_TASK TO COMPLETE_: Copy out the listing exactly.

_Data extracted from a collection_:
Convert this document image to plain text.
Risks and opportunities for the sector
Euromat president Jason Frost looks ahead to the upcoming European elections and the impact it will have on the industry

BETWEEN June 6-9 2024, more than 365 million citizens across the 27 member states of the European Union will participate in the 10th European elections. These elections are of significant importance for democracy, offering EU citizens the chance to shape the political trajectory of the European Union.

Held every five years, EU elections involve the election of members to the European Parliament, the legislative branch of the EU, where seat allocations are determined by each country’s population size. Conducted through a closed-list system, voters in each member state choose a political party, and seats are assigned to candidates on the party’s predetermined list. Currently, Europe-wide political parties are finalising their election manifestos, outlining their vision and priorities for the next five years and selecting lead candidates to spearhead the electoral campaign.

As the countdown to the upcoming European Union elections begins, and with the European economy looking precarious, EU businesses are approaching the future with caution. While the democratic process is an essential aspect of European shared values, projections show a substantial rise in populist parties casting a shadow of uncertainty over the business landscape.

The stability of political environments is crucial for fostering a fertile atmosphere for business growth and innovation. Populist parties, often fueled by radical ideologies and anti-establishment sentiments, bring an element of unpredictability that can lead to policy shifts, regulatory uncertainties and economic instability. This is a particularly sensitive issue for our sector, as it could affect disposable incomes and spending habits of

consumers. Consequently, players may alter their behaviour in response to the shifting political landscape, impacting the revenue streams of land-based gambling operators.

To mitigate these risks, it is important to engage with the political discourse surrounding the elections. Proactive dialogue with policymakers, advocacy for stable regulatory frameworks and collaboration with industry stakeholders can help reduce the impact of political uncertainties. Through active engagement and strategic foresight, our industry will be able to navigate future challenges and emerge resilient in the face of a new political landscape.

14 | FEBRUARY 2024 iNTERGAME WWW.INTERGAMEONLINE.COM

_RESULT_:
Convert this document image to plain text.
Risks and opportunities for the sector
Euromat president Jason Frost looks ahead to the upcoming European elections and the impact it will have on the industry

BETWEEN June 6-9 2024, more than 365 million citizens across the 27 member states of the European Union will participate in the 10th European elections. These elections are of significant importance for democracy, offering EU citizens the chance to shape the political trajectory of the European Union.

Held every five years, EU elections involve the election of members to the European Parliament, the legislative branch of the EU, where seat allocations are determined by each country’s population size. Conducted through a closed-list system, voters in each member state choose a political party, and seats are assigned to candidates on the party’s predetermined list. Currently, Europe-wide political parties are finalising their election manifestos, outlining their vision and priorities for the next five years and selecting lead candidates to spearhead the electoral campaign.

As the countdown to the upcoming European Union elections begins, and with the European economy looking precarious, EU businesses are approaching the future with caution. While the democratic process is an essential aspect of European shared values, projections show a substantial rise in populist parties casting a shadow of uncertainty over the business landscape.

The stability of political environments is crucial for fostering a fertile atmosphere for business growth and innovation. Populist parties, often fueled by radical ideologies and anti-establishment sentiments, bring an element of unpredictability that can lead to policy shifts, regulatory uncertainties and economic instability. This is a particularly sensitive issue for our sector, as it could affect disposable incomes and spending habits of

consumers. Consequently, players may alter their behaviour in response to the shifting political landscape, impacting the revenue streams of land-based gambling operators.

To mitigate these risks, it is important to engage with the political discourse surrounding the elections. Proactive dialogue with policymakers, advocacy for stable regulatory frameworks and collaboration with industry stakeholders can help reduce the impact of political uncertainties. Through active engagement and strategic foresight, our industry will be able to navigate future challenges and emerge resilient in the face of a new political landscape.

14 | FEBRUARY 2024 iNTERGAME WWW.INTERGAMEONLINE.COM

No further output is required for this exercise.